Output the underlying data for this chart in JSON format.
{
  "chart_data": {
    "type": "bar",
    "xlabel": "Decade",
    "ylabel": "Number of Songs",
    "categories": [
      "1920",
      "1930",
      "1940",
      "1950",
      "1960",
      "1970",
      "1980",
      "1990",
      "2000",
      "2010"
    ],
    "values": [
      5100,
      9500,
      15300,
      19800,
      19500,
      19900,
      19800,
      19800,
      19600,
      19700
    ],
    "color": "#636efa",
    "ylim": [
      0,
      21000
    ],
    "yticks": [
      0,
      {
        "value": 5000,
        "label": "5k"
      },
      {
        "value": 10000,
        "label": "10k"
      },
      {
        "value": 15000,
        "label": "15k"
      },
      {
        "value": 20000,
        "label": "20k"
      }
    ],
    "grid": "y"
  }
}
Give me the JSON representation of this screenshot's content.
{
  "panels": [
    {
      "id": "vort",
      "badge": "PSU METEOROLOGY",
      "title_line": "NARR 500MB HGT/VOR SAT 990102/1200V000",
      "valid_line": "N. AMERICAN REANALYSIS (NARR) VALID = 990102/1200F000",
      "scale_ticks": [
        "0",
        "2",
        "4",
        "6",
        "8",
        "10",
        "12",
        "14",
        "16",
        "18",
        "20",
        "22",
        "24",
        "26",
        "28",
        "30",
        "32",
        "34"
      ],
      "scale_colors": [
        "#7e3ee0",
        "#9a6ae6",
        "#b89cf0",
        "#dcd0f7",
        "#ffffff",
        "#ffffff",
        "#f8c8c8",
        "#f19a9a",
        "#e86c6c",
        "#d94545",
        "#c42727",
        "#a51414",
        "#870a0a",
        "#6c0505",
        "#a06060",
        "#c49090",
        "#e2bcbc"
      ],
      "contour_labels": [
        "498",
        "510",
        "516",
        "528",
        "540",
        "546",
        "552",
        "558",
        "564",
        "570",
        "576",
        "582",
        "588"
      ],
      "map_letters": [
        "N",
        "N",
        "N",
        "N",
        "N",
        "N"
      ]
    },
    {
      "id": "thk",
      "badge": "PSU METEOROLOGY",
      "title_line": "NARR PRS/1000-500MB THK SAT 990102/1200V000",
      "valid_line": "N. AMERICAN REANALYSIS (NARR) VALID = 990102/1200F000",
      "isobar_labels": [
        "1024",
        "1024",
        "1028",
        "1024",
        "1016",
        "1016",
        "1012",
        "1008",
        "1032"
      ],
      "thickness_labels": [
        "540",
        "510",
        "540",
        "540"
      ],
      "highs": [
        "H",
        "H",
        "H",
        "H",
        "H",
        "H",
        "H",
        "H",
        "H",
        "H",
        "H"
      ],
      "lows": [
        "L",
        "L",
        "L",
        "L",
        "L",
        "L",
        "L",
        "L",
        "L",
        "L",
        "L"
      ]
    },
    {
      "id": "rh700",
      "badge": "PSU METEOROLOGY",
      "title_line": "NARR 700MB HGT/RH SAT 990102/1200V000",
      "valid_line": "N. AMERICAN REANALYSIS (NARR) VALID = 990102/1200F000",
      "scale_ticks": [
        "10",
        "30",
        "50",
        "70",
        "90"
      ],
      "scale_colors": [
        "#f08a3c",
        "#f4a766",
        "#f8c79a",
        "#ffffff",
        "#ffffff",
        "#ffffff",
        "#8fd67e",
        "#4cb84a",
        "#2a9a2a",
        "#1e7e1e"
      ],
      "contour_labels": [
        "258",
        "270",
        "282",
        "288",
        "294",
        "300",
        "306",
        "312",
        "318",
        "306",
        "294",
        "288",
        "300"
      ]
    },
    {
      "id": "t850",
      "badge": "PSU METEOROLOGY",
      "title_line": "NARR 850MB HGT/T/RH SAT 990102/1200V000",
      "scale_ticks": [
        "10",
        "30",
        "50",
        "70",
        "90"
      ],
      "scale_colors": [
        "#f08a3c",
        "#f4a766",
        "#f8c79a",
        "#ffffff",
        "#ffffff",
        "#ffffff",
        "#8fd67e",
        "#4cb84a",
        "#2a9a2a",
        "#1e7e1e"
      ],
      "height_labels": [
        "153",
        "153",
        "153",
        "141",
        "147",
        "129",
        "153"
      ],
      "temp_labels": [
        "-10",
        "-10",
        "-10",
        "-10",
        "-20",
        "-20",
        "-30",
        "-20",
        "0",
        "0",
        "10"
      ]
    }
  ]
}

⁂

**OBJECTIVE:**
Extract every line containing the string "this" from the material.

**RESULT OF THE EXERCISE:**
Output the underlying data for this chart in JSON format.
Give me the JSON representation of this screenshot's content.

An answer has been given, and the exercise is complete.